● RAW RECORDS:

● ● ● ●

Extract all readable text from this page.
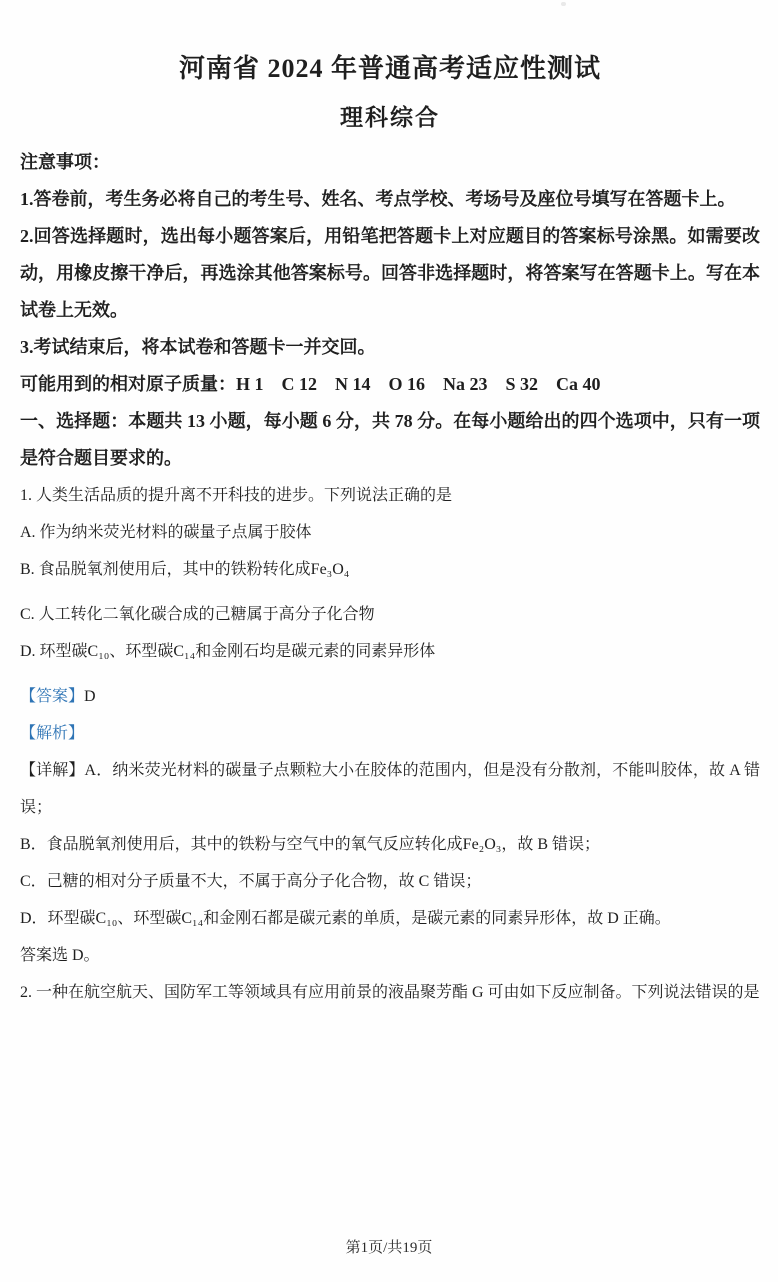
河南省 2024 年普通高考适应性测试
理科综合

注意事项：

1.答卷前，考生务必将自己的考生号、姓名、考点学校、考场号及座位号填写在答题卡上。

2.回答选择题时，选出每小题答案后，用铅笔把答题卡上对应题目的答案标号涂黑。如需要改动，用橡皮擦干净后，再选涂其他答案标号。回答非选择题时，将答案写在答题卡上。写在本试卷上无效。

3.考试结束后，将本试卷和答题卡一并交回。

可能用到的相对原子质量：H 1　C 12　N 14　O 16　Na 23　S 32　Ca 40

一、选择题：本题共 13 小题，每小题 6 分，共 78 分。在每小题给出的四个选项中，只有一项是符合题目要求的。

1. 人类生活品质的提升离不开科技的进步。下列说法正确的是

A. 作为纳米荧光材料的碳量子点属于胶体

B. 食品脱氧剂使用后，其中的铁粉转化成Fe₃O₄

C. 人工转化二氧化碳合成的己糖属于高分子化合物

D. 环型碳C₁₀、环型碳C₁₄和金刚石均是碳元素的同素异形体

【答案】D

【解析】

【详解】A．纳米荧光材料的碳量子点颗粒大小在胶体的范围内，但是没有分散剂，不能叫胶体，故 A 错误；

B．食品脱氧剂使用后，其中的铁粉与空气中的氧气反应转化成Fe₂O₃，故 B 错误；

C．己糖的相对分子质量不大，不属于高分子化合物，故 C 错误；

D．环型碳C₁₀、环型碳C₁₄和金刚石都是碳元素的单质，是碳元素的同素异形体，故 D 正确。

答案选 D。

2. 一种在航空航天、国防军工等领域具有应用前景的液晶聚芳酯 G 可由如下反应制备。下列说法错误的是

第1页/共19页
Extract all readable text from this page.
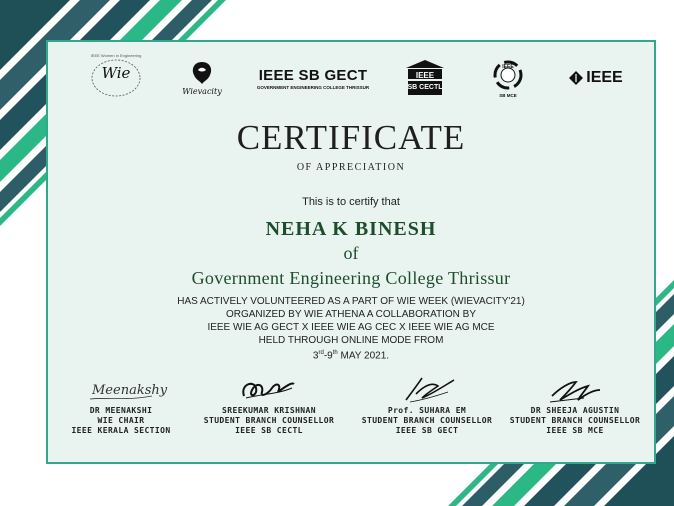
Wie
IEEE Women in Engineering
Wievacity
IEEE SB GECT
GOVERNMENT ENGINEERING COLLEGE THRISSUR
IEEE
SB CECTL
IEEE
SB MCE
IEEE
CERTIFICATE
OF APPRECIATION
This is to certify that
NEHA K BINESH
of
Government Engineering College Thrissur
HAS ACTIVELY VOLUNTEERED AS A PART OF WIE WEEK (WIEVACITY'21)
ORGANIZED BY WIE ATHENA A COLLABORATION BY
IEEE WIE AG GECT X IEEE WIE AG CEC X IEEE WIE AG MCE
HELD THROUGH ONLINE MODE FROM
3rd-9th MAY 2021.
Meenakshy
DR MEENAKSHI
WIE CHAIR
IEEE KERALA SECTION
SREEKUMAR KRISHNAN
STUDENT BRANCH COUNSELLOR
IEEE SB CECTL
Prof. SUHARA EM
STUDENT BRANCH COUNSELLOR
IEEE SB GECT
DR SHEEJA AGUSTIN
STUDENT BRANCH COUNSELLOR
IEEE SB MCE
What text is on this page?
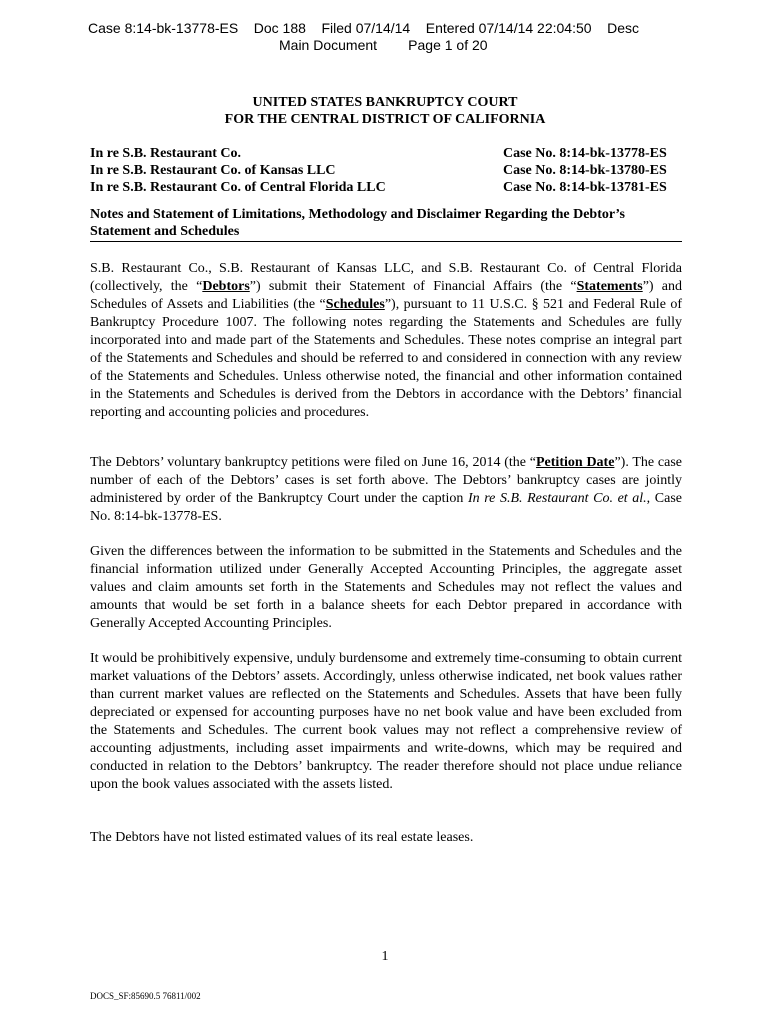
Case 8:14-bk-13778-ES    Doc 188    Filed 07/14/14    Entered 07/14/14 22:04:50    Desc
Main Document        Page 1 of 20
UNITED STATES BANKRUPTCY COURT
FOR THE CENTRAL DISTRICT OF CALIFORNIA
In re S.B. Restaurant Co.	Case No. 8:14-bk-13778-ES
In re S.B. Restaurant Co. of Kansas LLC	Case No. 8:14-bk-13780-ES
In re S.B. Restaurant Co. of Central Florida LLC	Case No. 8:14-bk-13781-ES
Notes and Statement of Limitations, Methodology and Disclaimer Regarding the Debtor’s Statement and Schedules

S.B. Restaurant Co., S.B. Restaurant of Kansas LLC, and S.B. Restaurant Co. of Central Florida (collectively, the “Debtors”) submit their Statement of Financial Affairs (the “Statements”) and Schedules of Assets and Liabilities (the “Schedules”), pursuant to 11 U.S.C. § 521 and Federal Rule of Bankruptcy Procedure 1007. The following notes regarding the Statements and Schedules are fully incorporated into and made part of the Statements and Schedules. These notes comprise an integral part of the Statements and Schedules and should be referred to and considered in connection with any review of the Statements and Schedules. Unless otherwise noted, the financial and other information contained in the Statements and Schedules is derived from the Debtors in accordance with the Debtors’ financial reporting and accounting policies and procedures.

The Debtors’ voluntary bankruptcy petitions were filed on June 16, 2014 (the “Petition Date”). The case number of each of the Debtors’ cases is set forth above. The Debtors’ bankruptcy cases are jointly administered by order of the Bankruptcy Court under the caption In re S.B. Restaurant Co. et al., Case No. 8:14-bk-13778-ES.

Given the differences between the information to be submitted in the Statements and Schedules and the financial information utilized under Generally Accepted Accounting Principles, the aggregate asset values and claim amounts set forth in the Statements and Schedules may not reflect the values and amounts that would be set forth in a balance sheets for each Debtor prepared in accordance with Generally Accepted Accounting Principles.

It would be prohibitively expensive, unduly burdensome and extremely time-consuming to obtain current market valuations of the Debtors’ assets. Accordingly, unless otherwise indicated, net book values rather than current market values are reflected on the Statements and Schedules. Assets that have been fully depreciated or expensed for accounting purposes have no net book value and have been excluded from the Statements and Schedules. The current book values may not reflect a comprehensive review of accounting adjustments, including asset impairments and write-downs, which may be required and conducted in relation to the Debtors’ bankruptcy. The reader therefore should not place undue reliance upon the book values associated with the assets listed.

The Debtors have not listed estimated values of its real estate leases.

1
DOCS_SF:85690.5 76811/002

● ● ● ●

● WHAT YOU HAVE TO DO: Write the listing out a second time exactly, dropping all images.

● FINISHED EXERCISE:
Extract all readable text from this page.
河南省 2024 年普通高考适应性测试
理科综合

注意事项：

1.答卷前，考生务必将自己的考生号、姓名、考点学校、考场号及座位号填写在答题卡上。

2.回答选择题时，选出每小题答案后，用铅笔把答题卡上对应题目的答案标号涂黑。如需要改动，用橡皮擦干净后，再选涂其他答案标号。回答非选择题时，将答案写在答题卡上。写在本试卷上无效。

3.考试结束后，将本试卷和答题卡一并交回。

可能用到的相对原子质量：H 1　C 12　N 14　O 16　Na 23　S 32　Ca 40

一、选择题：本题共 13 小题，每小题 6 分，共 78 分。在每小题给出的四个选项中，只有一项是符合题目要求的。

1. 人类生活品质的提升离不开科技的进步。下列说法正确的是

A. 作为纳米荧光材料的碳量子点属于胶体

B. 食品脱氧剂使用后，其中的铁粉转化成Fe₃O₄

C. 人工转化二氧化碳合成的己糖属于高分子化合物

D. 环型碳C₁₀、环型碳C₁₄和金刚石均是碳元素的同素异形体

【答案】D

【解析】

【详解】A．纳米荧光材料的碳量子点颗粒大小在胶体的范围内，但是没有分散剂，不能叫胶体，故 A 错误；

B．食品脱氧剂使用后，其中的铁粉与空气中的氧气反应转化成Fe₂O₃，故 B 错误；

C．己糖的相对分子质量不大，不属于高分子化合物，故 C 错误；

D．环型碳C₁₀、环型碳C₁₄和金刚石都是碳元素的单质，是碳元素的同素异形体，故 D 正确。

答案选 D。

2. 一种在航空航天、国防军工等领域具有应用前景的液晶聚芳酯 G 可由如下反应制备。下列说法错误的是

第1页/共19页
Extract all readable text from this page.
Wie
IEEE Women in Engineering
Wievacity
IEEE SB GECT
GOVERNMENT ENGINEERING COLLEGE THRISSUR
IEEE
SB CECTL
IEEE
SB MCE
IEEE
CERTIFICATE
OF APPRECIATION
This is to certify that
NEHA K BINESH
of
Government Engineering College Thrissur
HAS ACTIVELY VOLUNTEERED AS A PART OF WIE WEEK (WIEVACITY'21)
ORGANIZED BY WIE ATHENA A COLLABORATION BY
IEEE WIE AG GECT X IEEE WIE AG CEC X IEEE WIE AG MCE
HELD THROUGH ONLINE MODE FROM
3rd-9th MAY 2021.
Meenakshy
DR MEENAKSHI
WIE CHAIR
IEEE KERALA SECTION
SREEKUMAR KRISHNAN
STUDENT BRANCH COUNSELLOR
IEEE SB CECTL
Prof. SUHARA EM
STUDENT BRANCH COUNSELLOR
IEEE SB GECT
DR SHEEJA AGUSTIN
STUDENT BRANCH COUNSELLOR
IEEE SB MCE
What text is on this page?
Case 8:14-bk-13778-ES    Doc 188    Filed 07/14/14    Entered 07/14/14 22:04:50    Desc
Main Document        Page 1 of 20
UNITED STATES BANKRUPTCY COURT
FOR THE CENTRAL DISTRICT OF CALIFORNIA
In re S.B. Restaurant Co.	Case No. 8:14-bk-13778-ES
In re S.B. Restaurant Co. of Kansas LLC	Case No. 8:14-bk-13780-ES
In re S.B. Restaurant Co. of Central Florida LLC	Case No. 8:14-bk-13781-ES
Notes and Statement of Limitations, Methodology and Disclaimer Regarding the Debtor’s Statement and Schedules

S.B. Restaurant Co., S.B. Restaurant of Kansas LLC, and S.B. Restaurant Co. of Central Florida (collectively, the “Debtors”) submit their Statement of Financial Affairs (the “Statements”) and Schedules of Assets and Liabilities (the “Schedules”), pursuant to 11 U.S.C. § 521 and Federal Rule of Bankruptcy Procedure 1007. The following notes regarding the Statements and Schedules are fully incorporated into and made part of the Statements and Schedules. These notes comprise an integral part of the Statements and Schedules and should be referred to and considered in connection with any review of the Statements and Schedules. Unless otherwise noted, the financial and other information contained in the Statements and Schedules is derived from the Debtors in accordance with the Debtors’ financial reporting and accounting policies and procedures.

The Debtors’ voluntary bankruptcy petitions were filed on June 16, 2014 (the “Petition Date”). The case number of each of the Debtors’ cases is set forth above. The Debtors’ bankruptcy cases are jointly administered by order of the Bankruptcy Court under the caption In re S.B. Restaurant Co. et al., Case No. 8:14-bk-13778-ES.

Given the differences between the information to be submitted in the Statements and Schedules and the financial information utilized under Generally Accepted Accounting Principles, the aggregate asset values and claim amounts set forth in the Statements and Schedules may not reflect the values and amounts that would be set forth in a balance sheets for each Debtor prepared in accordance with Generally Accepted Accounting Principles.

It would be prohibitively expensive, unduly burdensome and extremely time-consuming to obtain current market valuations of the Debtors’ assets. Accordingly, unless otherwise indicated, net book values rather than current market values are reflected on the Statements and Schedules. Assets that have been fully depreciated or expensed for accounting purposes have no net book value and have been excluded from the Statements and Schedules. The current book values may not reflect a comprehensive review of accounting adjustments, including asset impairments and write-downs, which may be required and conducted in relation to the Debtors’ bankruptcy. The reader therefore should not place undue reliance upon the book values associated with the assets listed.

The Debtors have not listed estimated values of its real estate leases.

1
DOCS_SF:85690.5 76811/002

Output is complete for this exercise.